**Records for the exercise**
►
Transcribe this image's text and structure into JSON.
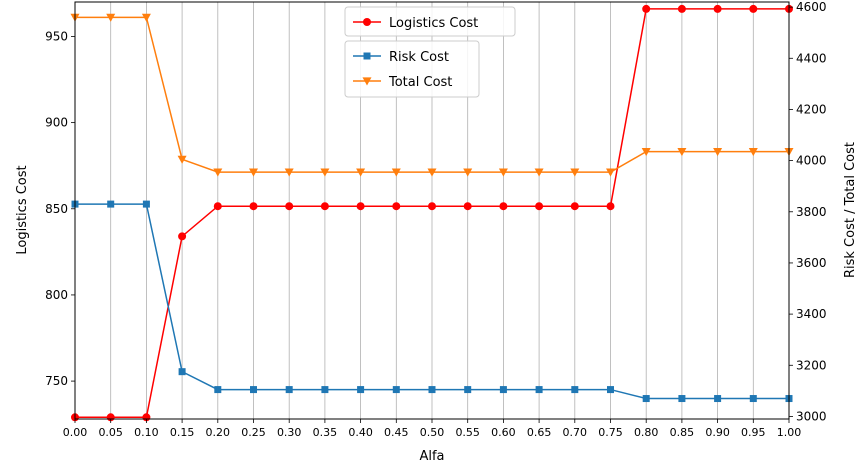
{
  "chart_data": {
    "type": "line",
    "x": [
      0.0,
      0.05,
      0.1,
      0.15,
      0.2,
      0.25,
      0.3,
      0.35,
      0.4,
      0.45,
      0.5,
      0.55,
      0.6,
      0.65,
      0.7,
      0.75,
      0.8,
      0.85,
      0.9,
      0.95,
      1.0
    ],
    "x_tick_labels": [
      "0.00",
      "0.05",
      "0.10",
      "0.15",
      "0.20",
      "0.25",
      "0.30",
      "0.35",
      "0.40",
      "0.45",
      "0.50",
      "0.55",
      "0.60",
      "0.65",
      "0.70",
      "0.75",
      "0.80",
      "0.85",
      "0.90",
      "0.95",
      "1.00"
    ],
    "xlabel": "Alfa",
    "xlim": [
      0,
      1
    ],
    "grid": "vertical",
    "left_axis": {
      "label": "Logistics Cost",
      "ylim": [
        728,
        970
      ],
      "ticks": [
        750,
        800,
        850,
        900,
        950
      ]
    },
    "right_axis": {
      "label": "Risk Cost / Total Cost",
      "ylim": [
        2990,
        4620
      ],
      "ticks": [
        3000,
        3200,
        3400,
        3600,
        3800,
        4000,
        4200,
        4400,
        4600
      ]
    },
    "series": [
      {
        "name": "Logistics Cost",
        "axis": "left",
        "color": "#ff0000",
        "marker": "circle",
        "values": [
          729,
          729,
          729,
          834,
          851.5,
          851.5,
          851.5,
          851.5,
          851.5,
          851.5,
          851.5,
          851.5,
          851.5,
          851.5,
          851.5,
          851.5,
          966,
          966,
          966,
          966,
          966
        ]
      },
      {
        "name": "Risk Cost",
        "axis": "right",
        "color": "#1f77b4",
        "marker": "square",
        "values": [
          3830,
          3830,
          3830,
          3175,
          3105,
          3105,
          3105,
          3105,
          3105,
          3105,
          3105,
          3105,
          3105,
          3105,
          3105,
          3105,
          3070,
          3070,
          3070,
          3070,
          3070
        ]
      },
      {
        "name": "Total Cost",
        "axis": "right",
        "color": "#ff7f0e",
        "marker": "triangle-down",
        "values": [
          4560,
          4560,
          4560,
          4005,
          3955,
          3955,
          3955,
          3955,
          3955,
          3955,
          3955,
          3955,
          3955,
          3955,
          3955,
          3955,
          4035,
          4035,
          4035,
          4035,
          4035
        ]
      }
    ],
    "legends": [
      {
        "placement": "top-center",
        "entries": [
          "Logistics Cost"
        ]
      },
      {
        "placement": "top-center-below",
        "entries": [
          "Risk Cost",
          "Total Cost"
        ]
      }
    ]
  }
}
◄
**The task**
Skip every picture and transcribe the data above exactly.

**Solution to the problem**
Transcribe this image's text and structure into JSON.
{
  "chart_data": {
    "type": "line",
    "x": [
      0.0,
      0.05,
      0.1,
      0.15,
      0.2,
      0.25,
      0.3,
      0.35,
      0.4,
      0.45,
      0.5,
      0.55,
      0.6,
      0.65,
      0.7,
      0.75,
      0.8,
      0.85,
      0.9,
      0.95,
      1.0
    ],
    "x_tick_labels": [
      "0.00",
      "0.05",
      "0.10",
      "0.15",
      "0.20",
      "0.25",
      "0.30",
      "0.35",
      "0.40",
      "0.45",
      "0.50",
      "0.55",
      "0.60",
      "0.65",
      "0.70",
      "0.75",
      "0.80",
      "0.85",
      "0.90",
      "0.95",
      "1.00"
    ],
    "xlabel": "Alfa",
    "xlim": [
      0,
      1
    ],
    "grid": "vertical",
    "left_axis": {
      "label": "Logistics Cost",
      "ylim": [
        728,
        970
      ],
      "ticks": [
        750,
        800,
        850,
        900,
        950
      ]
    },
    "right_axis": {
      "label": "Risk Cost / Total Cost",
      "ylim": [
        2990,
        4620
      ],
      "ticks": [
        3000,
        3200,
        3400,
        3600,
        3800,
        4000,
        4200,
        4400,
        4600
      ]
    },
    "series": [
      {
        "name": "Logistics Cost",
        "axis": "left",
        "color": "#ff0000",
        "marker": "circle",
        "values": [
          729,
          729,
          729,
          834,
          851.5,
          851.5,
          851.5,
          851.5,
          851.5,
          851.5,
          851.5,
          851.5,
          851.5,
          851.5,
          851.5,
          851.5,
          966,
          966,
          966,
          966,
          966
        ]
      },
      {
        "name": "Risk Cost",
        "axis": "right",
        "color": "#1f77b4",
        "marker": "square",
        "values": [
          3830,
          3830,
          3830,
          3175,
          3105,
          3105,
          3105,
          3105,
          3105,
          3105,
          3105,
          3105,
          3105,
          3105,
          3105,
          3105,
          3070,
          3070,
          3070,
          3070,
          3070
        ]
      },
      {
        "name": "Total Cost",
        "axis": "right",
        "color": "#ff7f0e",
        "marker": "triangle-down",
        "values": [
          4560,
          4560,
          4560,
          4005,
          3955,
          3955,
          3955,
          3955,
          3955,
          3955,
          3955,
          3955,
          3955,
          3955,
          3955,
          3955,
          4035,
          4035,
          4035,
          4035,
          4035
        ]
      }
    ],
    "legends": [
      {
        "placement": "top-center",
        "entries": [
          "Logistics Cost"
        ]
      },
      {
        "placement": "top-center-below",
        "entries": [
          "Risk Cost",
          "Total Cost"
        ]
      }
    ]
  }
}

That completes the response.